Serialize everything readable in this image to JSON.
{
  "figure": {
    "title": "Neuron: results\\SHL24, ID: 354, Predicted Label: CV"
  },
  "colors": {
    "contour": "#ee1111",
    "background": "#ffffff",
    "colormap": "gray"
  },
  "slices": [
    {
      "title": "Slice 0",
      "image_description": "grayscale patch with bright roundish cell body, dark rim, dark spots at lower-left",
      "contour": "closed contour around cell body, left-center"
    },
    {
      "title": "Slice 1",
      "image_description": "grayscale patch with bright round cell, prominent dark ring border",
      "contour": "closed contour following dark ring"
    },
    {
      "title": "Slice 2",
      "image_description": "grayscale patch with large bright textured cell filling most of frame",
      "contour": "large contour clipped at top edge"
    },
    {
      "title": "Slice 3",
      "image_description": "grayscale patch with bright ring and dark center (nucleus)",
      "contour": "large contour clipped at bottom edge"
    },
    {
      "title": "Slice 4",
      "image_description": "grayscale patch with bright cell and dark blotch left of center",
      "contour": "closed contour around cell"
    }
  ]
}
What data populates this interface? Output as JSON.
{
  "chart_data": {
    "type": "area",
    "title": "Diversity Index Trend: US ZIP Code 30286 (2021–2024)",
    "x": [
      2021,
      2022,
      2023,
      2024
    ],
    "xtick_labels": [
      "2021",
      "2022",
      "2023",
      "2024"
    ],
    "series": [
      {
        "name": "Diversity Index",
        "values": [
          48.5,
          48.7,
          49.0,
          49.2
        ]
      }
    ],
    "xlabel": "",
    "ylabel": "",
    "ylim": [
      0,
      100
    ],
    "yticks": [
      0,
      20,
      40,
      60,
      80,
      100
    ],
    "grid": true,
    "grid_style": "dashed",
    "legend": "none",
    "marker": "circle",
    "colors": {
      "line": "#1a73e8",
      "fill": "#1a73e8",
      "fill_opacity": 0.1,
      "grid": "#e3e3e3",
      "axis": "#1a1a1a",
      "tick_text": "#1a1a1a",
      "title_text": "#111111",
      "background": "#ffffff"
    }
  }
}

• _YOUR TASK_:
Reproduce the complete set of lines precisely as supplied.

• _RESPONSE TO THIS EXERCISE_:
Serialize everything readable in this image to JSON.
{
  "figure": {
    "title": "Neuron: results\\SHL24, ID: 354, Predicted Label: CV"
  },
  "colors": {
    "contour": "#ee1111",
    "background": "#ffffff",
    "colormap": "gray"
  },
  "slices": [
    {
      "title": "Slice 0",
      "image_description": "grayscale patch with bright roundish cell body, dark rim, dark spots at lower-left",
      "contour": "closed contour around cell body, left-center"
    },
    {
      "title": "Slice 1",
      "image_description": "grayscale patch with bright round cell, prominent dark ring border",
      "contour": "closed contour following dark ring"
    },
    {
      "title": "Slice 2",
      "image_description": "grayscale patch with large bright textured cell filling most of frame",
      "contour": "large contour clipped at top edge"
    },
    {
      "title": "Slice 3",
      "image_description": "grayscale patch with bright ring and dark center (nucleus)",
      "contour": "large contour clipped at bottom edge"
    },
    {
      "title": "Slice 4",
      "image_description": "grayscale patch with bright cell and dark blotch left of center",
      "contour": "closed contour around cell"
    }
  ]
}
What data populates this interface? Output as JSON.
{
  "chart_data": {
    "type": "area",
    "title": "Diversity Index Trend: US ZIP Code 30286 (2021–2024)",
    "x": [
      2021,
      2022,
      2023,
      2024
    ],
    "xtick_labels": [
      "2021",
      "2022",
      "2023",
      "2024"
    ],
    "series": [
      {
        "name": "Diversity Index",
        "values": [
          48.5,
          48.7,
          49.0,
          49.2
        ]
      }
    ],
    "xlabel": "",
    "ylabel": "",
    "ylim": [
      0,
      100
    ],
    "yticks": [
      0,
      20,
      40,
      60,
      80,
      100
    ],
    "grid": true,
    "grid_style": "dashed",
    "legend": "none",
    "marker": "circle",
    "colors": {
      "line": "#1a73e8",
      "fill": "#1a73e8",
      "fill_opacity": 0.1,
      "grid": "#e3e3e3",
      "axis": "#1a1a1a",
      "tick_text": "#1a1a1a",
      "title_text": "#111111",
      "background": "#ffffff"
    }
  }
}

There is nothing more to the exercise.